- [EXERCISE TASK]: In the records that follow, locate every line with "Disk" and extract it.

________________________

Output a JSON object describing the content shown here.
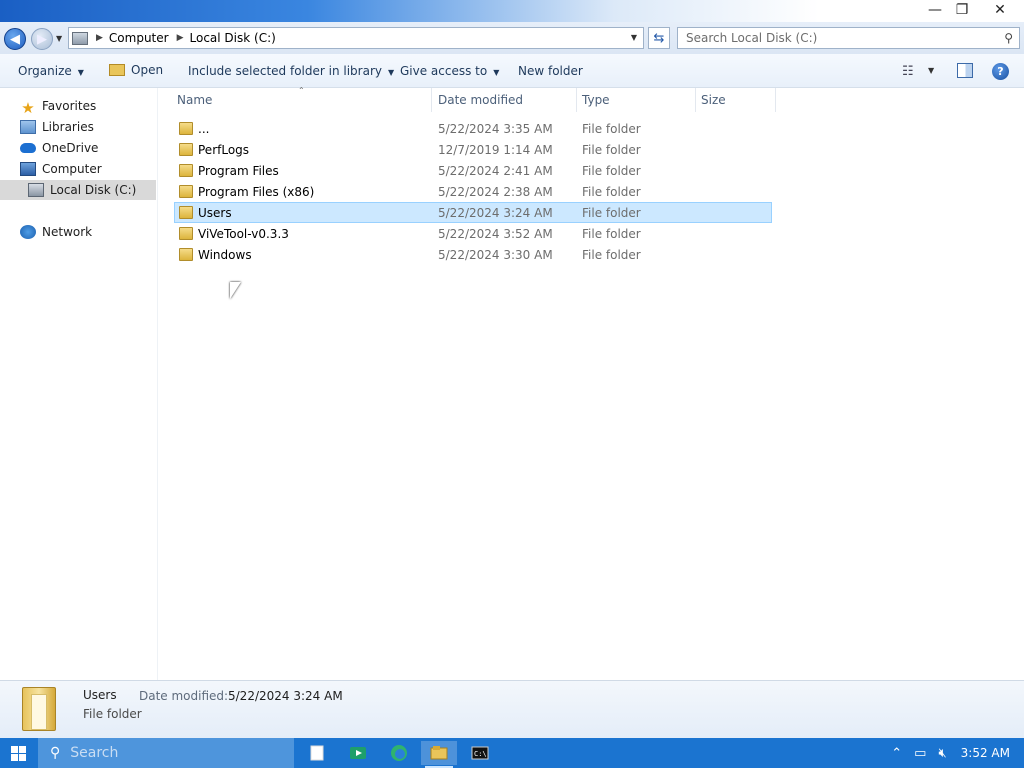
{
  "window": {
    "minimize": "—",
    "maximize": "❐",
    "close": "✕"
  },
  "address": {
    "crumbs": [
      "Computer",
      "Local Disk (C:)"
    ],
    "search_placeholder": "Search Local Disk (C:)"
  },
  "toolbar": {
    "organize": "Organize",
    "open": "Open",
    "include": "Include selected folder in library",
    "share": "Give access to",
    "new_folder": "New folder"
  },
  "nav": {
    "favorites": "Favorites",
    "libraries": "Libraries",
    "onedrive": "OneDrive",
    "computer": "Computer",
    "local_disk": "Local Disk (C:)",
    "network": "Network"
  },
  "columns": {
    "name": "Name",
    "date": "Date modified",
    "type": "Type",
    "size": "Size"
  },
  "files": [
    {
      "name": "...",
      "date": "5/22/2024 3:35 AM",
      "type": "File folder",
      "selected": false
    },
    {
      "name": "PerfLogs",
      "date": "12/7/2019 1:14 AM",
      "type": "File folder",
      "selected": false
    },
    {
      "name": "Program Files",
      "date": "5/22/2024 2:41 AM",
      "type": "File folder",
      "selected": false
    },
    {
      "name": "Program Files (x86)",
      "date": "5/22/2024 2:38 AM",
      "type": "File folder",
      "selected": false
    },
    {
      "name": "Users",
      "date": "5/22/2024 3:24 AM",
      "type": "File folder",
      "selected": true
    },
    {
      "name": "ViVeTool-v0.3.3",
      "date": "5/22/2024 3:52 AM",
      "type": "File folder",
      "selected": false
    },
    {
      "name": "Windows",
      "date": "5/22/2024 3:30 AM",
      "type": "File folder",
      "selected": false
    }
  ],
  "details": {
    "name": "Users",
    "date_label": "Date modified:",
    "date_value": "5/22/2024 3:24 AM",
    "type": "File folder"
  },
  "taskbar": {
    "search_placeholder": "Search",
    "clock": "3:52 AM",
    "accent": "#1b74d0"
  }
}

________________________

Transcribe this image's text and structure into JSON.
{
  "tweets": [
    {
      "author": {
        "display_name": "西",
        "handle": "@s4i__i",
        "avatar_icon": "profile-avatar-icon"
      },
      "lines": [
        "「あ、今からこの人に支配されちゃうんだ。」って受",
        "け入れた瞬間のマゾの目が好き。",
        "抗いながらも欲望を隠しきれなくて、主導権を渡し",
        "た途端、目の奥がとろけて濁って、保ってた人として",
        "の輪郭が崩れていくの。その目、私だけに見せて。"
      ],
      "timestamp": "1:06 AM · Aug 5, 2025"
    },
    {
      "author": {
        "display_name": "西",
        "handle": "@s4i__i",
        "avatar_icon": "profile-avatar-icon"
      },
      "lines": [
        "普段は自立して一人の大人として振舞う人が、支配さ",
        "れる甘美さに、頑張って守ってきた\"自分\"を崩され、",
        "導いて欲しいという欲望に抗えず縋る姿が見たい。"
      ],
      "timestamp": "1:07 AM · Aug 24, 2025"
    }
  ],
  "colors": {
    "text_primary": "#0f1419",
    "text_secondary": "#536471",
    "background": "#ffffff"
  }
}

________________________

- [COMPLETE RESPONSE]:
      "Local Disk (C:)"
    "search_placeholder": "Search Local Disk (C:)"
    "local_disk": "Local Disk (C:)",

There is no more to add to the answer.